PROBLEM DESCRIPTION - Reproduce the entries below from the line containing "marker <box>378 261 384 268</box>" through the line containing "marker <box>531 135 539 142</box>", exchanging "y-tick-label" for "y-axis-label" wherever it occurs and leaving everything else unchanged.

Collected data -
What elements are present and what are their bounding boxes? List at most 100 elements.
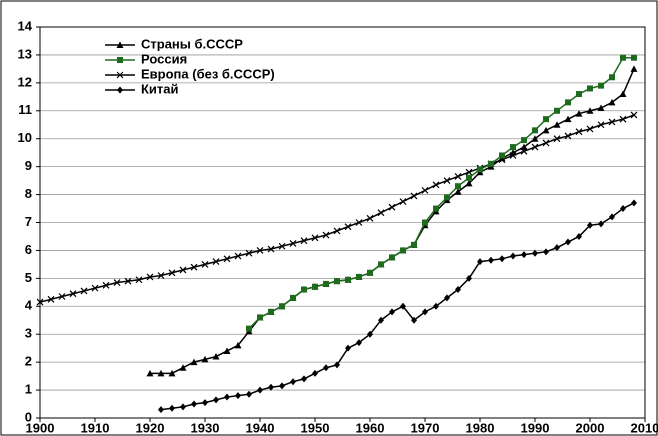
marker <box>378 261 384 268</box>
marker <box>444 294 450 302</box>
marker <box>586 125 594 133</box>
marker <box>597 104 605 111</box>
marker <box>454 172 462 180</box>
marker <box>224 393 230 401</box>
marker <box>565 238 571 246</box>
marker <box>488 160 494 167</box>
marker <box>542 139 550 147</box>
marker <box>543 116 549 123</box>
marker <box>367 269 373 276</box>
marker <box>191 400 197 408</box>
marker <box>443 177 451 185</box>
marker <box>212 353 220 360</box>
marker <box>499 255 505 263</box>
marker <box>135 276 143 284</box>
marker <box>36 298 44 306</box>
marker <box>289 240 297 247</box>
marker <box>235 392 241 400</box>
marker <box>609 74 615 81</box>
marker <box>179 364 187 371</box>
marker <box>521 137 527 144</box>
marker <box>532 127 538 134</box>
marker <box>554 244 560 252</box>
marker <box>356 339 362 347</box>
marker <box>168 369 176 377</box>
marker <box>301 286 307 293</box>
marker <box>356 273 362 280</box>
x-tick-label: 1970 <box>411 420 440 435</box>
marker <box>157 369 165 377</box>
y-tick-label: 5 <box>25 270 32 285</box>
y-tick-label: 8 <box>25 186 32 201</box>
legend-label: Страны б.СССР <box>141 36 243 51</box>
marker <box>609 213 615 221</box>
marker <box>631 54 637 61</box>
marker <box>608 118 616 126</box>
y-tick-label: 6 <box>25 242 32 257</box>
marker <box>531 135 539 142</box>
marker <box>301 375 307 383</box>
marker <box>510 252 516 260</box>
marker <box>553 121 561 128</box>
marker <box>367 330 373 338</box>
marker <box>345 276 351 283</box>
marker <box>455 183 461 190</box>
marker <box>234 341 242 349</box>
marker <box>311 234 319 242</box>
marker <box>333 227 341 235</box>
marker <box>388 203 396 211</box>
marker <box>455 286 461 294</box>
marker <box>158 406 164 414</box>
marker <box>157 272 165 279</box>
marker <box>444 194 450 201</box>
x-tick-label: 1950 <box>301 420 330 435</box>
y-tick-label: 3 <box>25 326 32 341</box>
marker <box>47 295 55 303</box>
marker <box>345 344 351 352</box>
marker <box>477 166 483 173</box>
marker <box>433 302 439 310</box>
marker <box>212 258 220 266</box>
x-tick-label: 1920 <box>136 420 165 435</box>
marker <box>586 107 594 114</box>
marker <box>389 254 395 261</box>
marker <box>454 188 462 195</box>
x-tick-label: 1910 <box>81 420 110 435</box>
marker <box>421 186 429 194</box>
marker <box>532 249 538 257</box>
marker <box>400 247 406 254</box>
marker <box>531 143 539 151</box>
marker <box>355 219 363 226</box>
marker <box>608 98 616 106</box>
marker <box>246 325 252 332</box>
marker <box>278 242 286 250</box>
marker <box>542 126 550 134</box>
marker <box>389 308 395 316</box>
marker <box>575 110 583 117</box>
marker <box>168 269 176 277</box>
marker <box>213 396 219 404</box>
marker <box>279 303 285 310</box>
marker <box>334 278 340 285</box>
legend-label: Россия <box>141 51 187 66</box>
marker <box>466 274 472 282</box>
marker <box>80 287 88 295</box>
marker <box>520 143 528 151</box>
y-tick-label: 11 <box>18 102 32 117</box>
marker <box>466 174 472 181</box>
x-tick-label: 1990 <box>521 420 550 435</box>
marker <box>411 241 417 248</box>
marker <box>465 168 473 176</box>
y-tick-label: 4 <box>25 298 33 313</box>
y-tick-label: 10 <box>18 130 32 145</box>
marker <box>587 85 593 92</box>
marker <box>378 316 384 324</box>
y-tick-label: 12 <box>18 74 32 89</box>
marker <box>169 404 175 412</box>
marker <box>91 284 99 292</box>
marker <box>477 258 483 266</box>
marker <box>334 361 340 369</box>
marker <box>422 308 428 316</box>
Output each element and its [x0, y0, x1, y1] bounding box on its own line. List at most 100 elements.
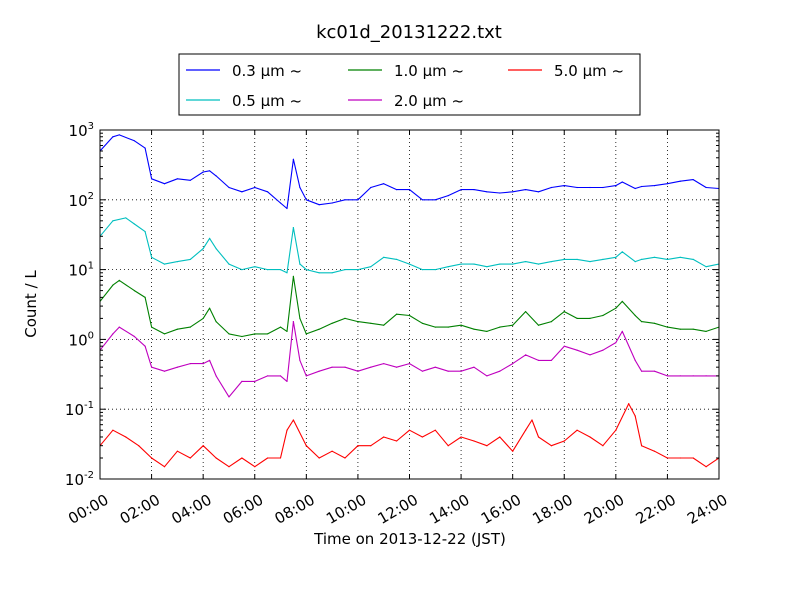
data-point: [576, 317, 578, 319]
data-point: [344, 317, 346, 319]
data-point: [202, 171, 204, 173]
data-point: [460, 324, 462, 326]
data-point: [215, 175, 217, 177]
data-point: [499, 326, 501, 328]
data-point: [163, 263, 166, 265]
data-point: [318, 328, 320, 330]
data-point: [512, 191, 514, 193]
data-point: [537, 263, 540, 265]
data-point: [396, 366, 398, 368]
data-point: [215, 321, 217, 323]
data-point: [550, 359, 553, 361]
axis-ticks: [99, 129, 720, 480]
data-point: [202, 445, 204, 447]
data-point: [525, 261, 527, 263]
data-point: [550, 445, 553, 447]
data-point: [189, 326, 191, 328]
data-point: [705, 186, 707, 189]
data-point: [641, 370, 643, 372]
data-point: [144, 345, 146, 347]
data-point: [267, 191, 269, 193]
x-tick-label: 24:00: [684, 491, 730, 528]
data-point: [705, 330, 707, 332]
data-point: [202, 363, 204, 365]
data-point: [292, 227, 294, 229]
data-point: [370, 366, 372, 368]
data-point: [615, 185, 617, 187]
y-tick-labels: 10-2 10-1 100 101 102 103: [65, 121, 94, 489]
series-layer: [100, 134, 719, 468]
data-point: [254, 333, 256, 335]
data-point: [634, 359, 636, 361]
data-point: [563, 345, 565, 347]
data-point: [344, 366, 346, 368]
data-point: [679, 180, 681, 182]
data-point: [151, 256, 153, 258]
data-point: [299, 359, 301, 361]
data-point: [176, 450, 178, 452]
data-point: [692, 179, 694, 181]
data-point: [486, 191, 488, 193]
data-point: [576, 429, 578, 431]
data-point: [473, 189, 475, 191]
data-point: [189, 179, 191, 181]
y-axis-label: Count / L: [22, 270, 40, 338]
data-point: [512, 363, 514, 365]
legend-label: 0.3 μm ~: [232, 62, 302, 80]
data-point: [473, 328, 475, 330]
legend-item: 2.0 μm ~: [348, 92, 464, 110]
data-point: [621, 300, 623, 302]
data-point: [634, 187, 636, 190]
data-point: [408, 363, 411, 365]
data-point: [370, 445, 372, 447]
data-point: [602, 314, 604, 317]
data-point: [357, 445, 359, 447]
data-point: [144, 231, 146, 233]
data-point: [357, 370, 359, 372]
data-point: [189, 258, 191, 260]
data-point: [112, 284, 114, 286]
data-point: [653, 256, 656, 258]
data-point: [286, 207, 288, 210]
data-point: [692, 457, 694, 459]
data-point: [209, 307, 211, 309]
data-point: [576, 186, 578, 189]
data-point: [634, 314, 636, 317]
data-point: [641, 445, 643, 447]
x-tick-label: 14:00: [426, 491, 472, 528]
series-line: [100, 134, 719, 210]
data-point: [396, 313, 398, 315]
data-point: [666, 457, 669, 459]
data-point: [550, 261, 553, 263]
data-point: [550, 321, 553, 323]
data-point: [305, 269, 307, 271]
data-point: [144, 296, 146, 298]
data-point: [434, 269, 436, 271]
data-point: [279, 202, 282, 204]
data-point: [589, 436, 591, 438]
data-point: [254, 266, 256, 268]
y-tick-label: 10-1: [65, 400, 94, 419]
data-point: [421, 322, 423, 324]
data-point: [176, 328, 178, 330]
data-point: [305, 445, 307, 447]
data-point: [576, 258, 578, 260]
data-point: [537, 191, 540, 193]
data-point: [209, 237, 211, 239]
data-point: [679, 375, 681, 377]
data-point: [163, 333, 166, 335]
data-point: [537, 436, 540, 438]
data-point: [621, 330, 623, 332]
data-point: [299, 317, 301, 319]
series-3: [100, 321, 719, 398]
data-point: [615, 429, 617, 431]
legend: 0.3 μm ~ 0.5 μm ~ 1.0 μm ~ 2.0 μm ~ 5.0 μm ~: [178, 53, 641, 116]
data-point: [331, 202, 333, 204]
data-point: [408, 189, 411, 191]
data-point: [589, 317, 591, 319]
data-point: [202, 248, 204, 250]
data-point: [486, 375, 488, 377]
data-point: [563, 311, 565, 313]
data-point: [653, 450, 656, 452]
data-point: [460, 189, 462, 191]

ANSWER FOR THIS EXERCISE -
marker <box>378 261 384 268</box>
marker <box>444 294 450 302</box>
marker <box>586 125 594 133</box>
marker <box>597 104 605 111</box>
marker <box>454 172 462 180</box>
marker <box>224 393 230 401</box>
marker <box>565 238 571 246</box>
marker <box>488 160 494 167</box>
marker <box>542 139 550 147</box>
marker <box>543 116 549 123</box>
marker <box>367 269 373 276</box>
marker <box>191 400 197 408</box>
marker <box>443 177 451 185</box>
marker <box>212 353 220 360</box>
marker <box>499 255 505 263</box>
marker <box>135 276 143 284</box>
marker <box>36 298 44 306</box>
marker <box>289 240 297 247</box>
marker <box>235 392 241 400</box>
marker <box>609 74 615 81</box>
marker <box>179 364 187 371</box>
marker <box>521 137 527 144</box>
marker <box>532 127 538 134</box>
marker <box>554 244 560 252</box>
marker <box>356 339 362 347</box>
marker <box>168 369 176 377</box>
marker <box>301 286 307 293</box>
marker <box>356 273 362 280</box>
x-tick-label: 1970 <box>411 420 440 435</box>
marker <box>157 369 165 377</box>
y-axis-label: 5 <box>25 270 32 285</box>
y-axis-label: 8 <box>25 186 32 201</box>
legend-label: Страны б.СССР <box>141 36 243 51</box>
marker <box>609 213 615 221</box>
marker <box>631 54 637 61</box>
marker <box>608 118 616 126</box>
y-axis-label: 6 <box>25 242 32 257</box>
marker <box>531 135 539 142</box>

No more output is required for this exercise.